Word for word, transcribe the lines below and drop the pictures.

(Dataset records)
● ● ● ● ● ● ●
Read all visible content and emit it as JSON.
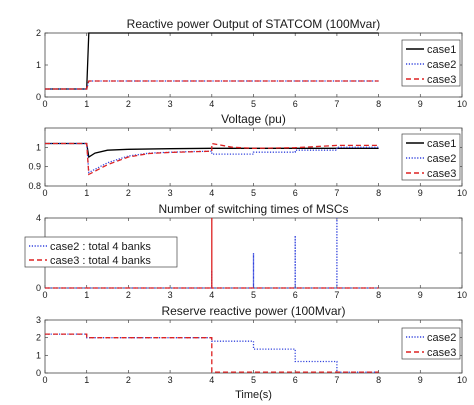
{
  "chart_data": [
    {
      "type": "line",
      "title": "Reactive power Output of STATCOM (100Mvar)",
      "xlim": [
        0,
        10
      ],
      "ylim": [
        0,
        2
      ],
      "xticks": [
        0,
        1,
        2,
        3,
        4,
        5,
        6,
        7,
        8,
        9,
        10
      ],
      "yticks": [
        0,
        1,
        2
      ],
      "grid": false,
      "legend_position": "right",
      "series": [
        {
          "name": "case1",
          "color": "#000000",
          "style": "solid",
          "x": [
            0,
            1,
            1.05,
            8
          ],
          "y": [
            0.25,
            0.25,
            2.0,
            2.0
          ]
        },
        {
          "name": "case2",
          "color": "#3344dd",
          "style": "dotted",
          "x": [
            0,
            1,
            1.05,
            8
          ],
          "y": [
            0.25,
            0.25,
            0.5,
            0.5
          ]
        },
        {
          "name": "case3",
          "color": "#dd2222",
          "style": "dashed",
          "x": [
            0,
            1,
            1.05,
            8
          ],
          "y": [
            0.25,
            0.25,
            0.5,
            0.5
          ]
        }
      ]
    },
    {
      "type": "line",
      "title": "Voltage (pu)",
      "xlim": [
        0,
        10
      ],
      "ylim": [
        0.8,
        1.1
      ],
      "xticks": [
        0,
        1,
        2,
        3,
        4,
        5,
        6,
        7,
        8,
        9,
        10
      ],
      "yticks": [
        0.8,
        0.9,
        1
      ],
      "grid": false,
      "legend_position": "right",
      "series": [
        {
          "name": "case1",
          "color": "#000000",
          "style": "solid",
          "x": [
            0,
            1,
            1.05,
            1.2,
            1.5,
            2,
            3,
            4,
            8
          ],
          "y": [
            1.02,
            1.02,
            0.95,
            0.97,
            0.985,
            0.99,
            0.993,
            0.995,
            0.995
          ]
        },
        {
          "name": "case2",
          "color": "#3344dd",
          "style": "dotted",
          "x": [
            0,
            1,
            1.05,
            1.5,
            2,
            2.5,
            3,
            3.5,
            4,
            4,
            5,
            5,
            6,
            6,
            7,
            7,
            8
          ],
          "y": [
            1.02,
            1.02,
            0.87,
            0.92,
            0.955,
            0.97,
            0.975,
            0.978,
            0.98,
            0.965,
            0.965,
            0.975,
            0.975,
            0.985,
            0.985,
            1.0,
            1.0
          ]
        },
        {
          "name": "case3",
          "color": "#dd2222",
          "style": "dashed",
          "x": [
            0,
            1,
            1.05,
            1.5,
            2,
            2.5,
            3,
            3.5,
            4,
            4,
            4.5,
            5,
            6,
            7,
            8
          ],
          "y": [
            1.02,
            1.02,
            0.86,
            0.91,
            0.95,
            0.968,
            0.974,
            0.977,
            0.98,
            1.02,
            1.0,
            0.995,
            0.998,
            1.01,
            1.01
          ]
        }
      ]
    },
    {
      "type": "line",
      "title": "Number of switching times of MSCs",
      "xlim": [
        0,
        10
      ],
      "ylim": [
        0,
        4
      ],
      "xticks": [
        0,
        1,
        2,
        3,
        4,
        5,
        6,
        7,
        8,
        9,
        10
      ],
      "yticks": [
        0,
        2,
        4
      ],
      "grid": false,
      "legend_position": "left",
      "series": [
        {
          "name": "case2 : total 4 banks",
          "color": "#3344dd",
          "style": "dotted",
          "x": [
            0,
            4,
            4,
            4,
            5,
            5,
            5,
            6,
            6,
            6,
            7,
            7,
            7,
            8
          ],
          "y": [
            0,
            0,
            1,
            0,
            0,
            2,
            0,
            0,
            3,
            0,
            0,
            4,
            0,
            0
          ]
        },
        {
          "name": "case3 : total 4 banks",
          "color": "#dd2222",
          "style": "dashed",
          "x": [
            0,
            4,
            4,
            4,
            8
          ],
          "y": [
            0,
            0,
            4,
            0,
            0
          ]
        }
      ]
    },
    {
      "type": "line",
      "title": "Reserve reactive power (100Mvar)",
      "xlabel": "Time(s)",
      "xlim": [
        0,
        10
      ],
      "ylim": [
        0,
        3
      ],
      "xticks": [
        0,
        1,
        2,
        3,
        4,
        5,
        6,
        7,
        8,
        9,
        10
      ],
      "yticks": [
        0,
        1,
        2,
        3
      ],
      "grid": false,
      "legend_position": "right",
      "series": [
        {
          "name": "case2",
          "color": "#3344dd",
          "style": "dotted",
          "x": [
            0,
            1,
            1,
            4,
            4,
            5,
            5,
            6,
            6,
            7,
            7,
            8
          ],
          "y": [
            2.2,
            2.2,
            2.0,
            2.0,
            1.8,
            1.8,
            1.35,
            1.35,
            0.65,
            0.65,
            0.05,
            0.05
          ]
        },
        {
          "name": "case3",
          "color": "#dd2222",
          "style": "dashed",
          "x": [
            0,
            1,
            1,
            4,
            4,
            8
          ],
          "y": [
            2.2,
            2.2,
            2.0,
            2.0,
            0.05,
            0.05
          ]
        }
      ]
    }
  ]
}
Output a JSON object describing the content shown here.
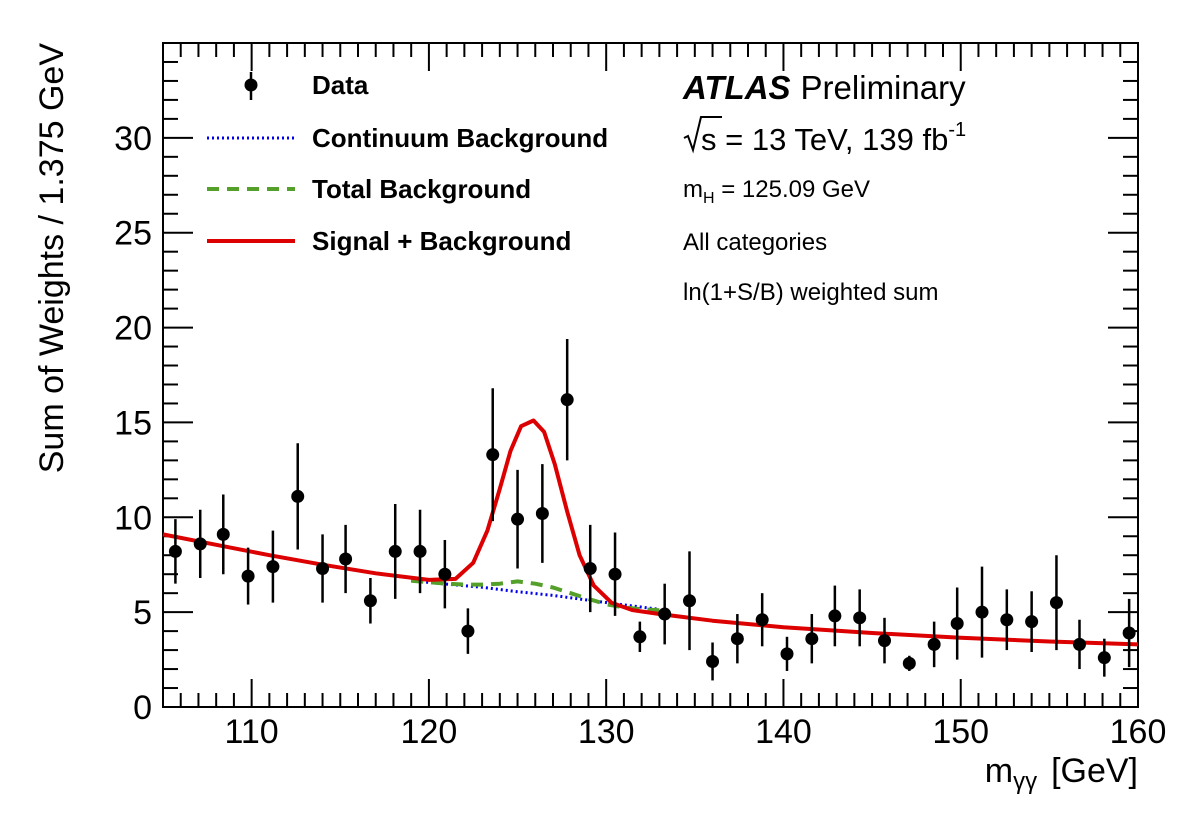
● ● ● ● ● ● ●
> _Full answer_
Read all visible content and emit it as JSON.
{
  "chart_data": [
    {
      "type": "line",
      "title": "Reactive power Output of STATCOM (100Mvar)",
      "xlim": [
        0,
        10
      ],
      "ylim": [
        0,
        2
      ],
      "xticks": [
        0,
        1,
        2,
        3,
        4,
        5,
        6,
        7,
        8,
        9,
        10
      ],
      "yticks": [
        0,
        1,
        2
      ],
      "grid": false,
      "legend_position": "right",
      "series": [
        {
          "name": "case1",
          "color": "#000000",
          "style": "solid",
          "x": [
            0,
            1,
            1.05,
            8
          ],
          "y": [
            0.25,
            0.25,
            2.0,
            2.0
          ]
        },
        {
          "name": "case2",
          "color": "#3344dd",
          "style": "dotted",
          "x": [
            0,
            1,
            1.05,
            8
          ],
          "y": [
            0.25,
            0.25,
            0.5,
            0.5
          ]
        },
        {
          "name": "case3",
          "color": "#dd2222",
          "style": "dashed",
          "x": [
            0,
            1,
            1.05,
            8
          ],
          "y": [
            0.25,
            0.25,
            0.5,
            0.5
          ]
        }
      ]
    },
    {
      "type": "line",
      "title": "Voltage (pu)",
      "xlim": [
        0,
        10
      ],
      "ylim": [
        0.8,
        1.1
      ],
      "xticks": [
        0,
        1,
        2,
        3,
        4,
        5,
        6,
        7,
        8,
        9,
        10
      ],
      "yticks": [
        0.8,
        0.9,
        1
      ],
      "grid": false,
      "legend_position": "right",
      "series": [
        {
          "name": "case1",
          "color": "#000000",
          "style": "solid",
          "x": [
            0,
            1,
            1.05,
            1.2,
            1.5,
            2,
            3,
            4,
            8
          ],
          "y": [
            1.02,
            1.02,
            0.95,
            0.97,
            0.985,
            0.99,
            0.993,
            0.995,
            0.995
          ]
        },
        {
          "name": "case2",
          "color": "#3344dd",
          "style": "dotted",
          "x": [
            0,
            1,
            1.05,
            1.5,
            2,
            2.5,
            3,
            3.5,
            4,
            4,
            5,
            5,
            6,
            6,
            7,
            7,
            8
          ],
          "y": [
            1.02,
            1.02,
            0.87,
            0.92,
            0.955,
            0.97,
            0.975,
            0.978,
            0.98,
            0.965,
            0.965,
            0.975,
            0.975,
            0.985,
            0.985,
            1.0,
            1.0
          ]
        },
        {
          "name": "case3",
          "color": "#dd2222",
          "style": "dashed",
          "x": [
            0,
            1,
            1.05,
            1.5,
            2,
            2.5,
            3,
            3.5,
            4,
            4,
            4.5,
            5,
            6,
            7,
            8
          ],
          "y": [
            1.02,
            1.02,
            0.86,
            0.91,
            0.95,
            0.968,
            0.974,
            0.977,
            0.98,
            1.02,
            1.0,
            0.995,
            0.998,
            1.01,
            1.01
          ]
        }
      ]
    },
    {
      "type": "line",
      "title": "Number of switching times of MSCs",
      "xlim": [
        0,
        10
      ],
      "ylim": [
        0,
        4
      ],
      "xticks": [
        0,
        1,
        2,
        3,
        4,
        5,
        6,
        7,
        8,
        9,
        10
      ],
      "yticks": [
        0,
        2,
        4
      ],
      "grid": false,
      "legend_position": "left",
      "series": [
        {
          "name": "case2 : total 4 banks",
          "color": "#3344dd",
          "style": "dotted",
          "x": [
            0,
            4,
            4,
            4,
            5,
            5,
            5,
            6,
            6,
            6,
            7,
            7,
            7,
            8
          ],
          "y": [
            0,
            0,
            1,
            0,
            0,
            2,
            0,
            0,
            3,
            0,
            0,
            4,
            0,
            0
          ]
        },
        {
          "name": "case3 : total 4 banks",
          "color": "#dd2222",
          "style": "dashed",
          "x": [
            0,
            4,
            4,
            4,
            8
          ],
          "y": [
            0,
            0,
            4,
            0,
            0
          ]
        }
      ]
    },
    {
      "type": "line",
      "title": "Reserve reactive power (100Mvar)",
      "xlabel": "Time(s)",
      "xlim": [
        0,
        10
      ],
      "ylim": [
        0,
        3
      ],
      "xticks": [
        0,
        1,
        2,
        3,
        4,
        5,
        6,
        7,
        8,
        9,
        10
      ],
      "yticks": [
        0,
        1,
        2,
        3
      ],
      "grid": false,
      "legend_position": "right",
      "series": [
        {
          "name": "case2",
          "color": "#3344dd",
          "style": "dotted",
          "x": [
            0,
            1,
            1,
            4,
            4,
            5,
            5,
            6,
            6,
            7,
            7,
            8
          ],
          "y": [
            2.2,
            2.2,
            2.0,
            2.0,
            1.8,
            1.8,
            1.35,
            1.35,
            0.65,
            0.65,
            0.05,
            0.05
          ]
        },
        {
          "name": "case3",
          "color": "#dd2222",
          "style": "dashed",
          "x": [
            0,
            1,
            1,
            4,
            4,
            8
          ],
          "y": [
            2.2,
            2.2,
            2.0,
            2.0,
            0.05,
            0.05
          ]
        }
      ]
    }
  ]
}
Output a JSON object describing the content shown here.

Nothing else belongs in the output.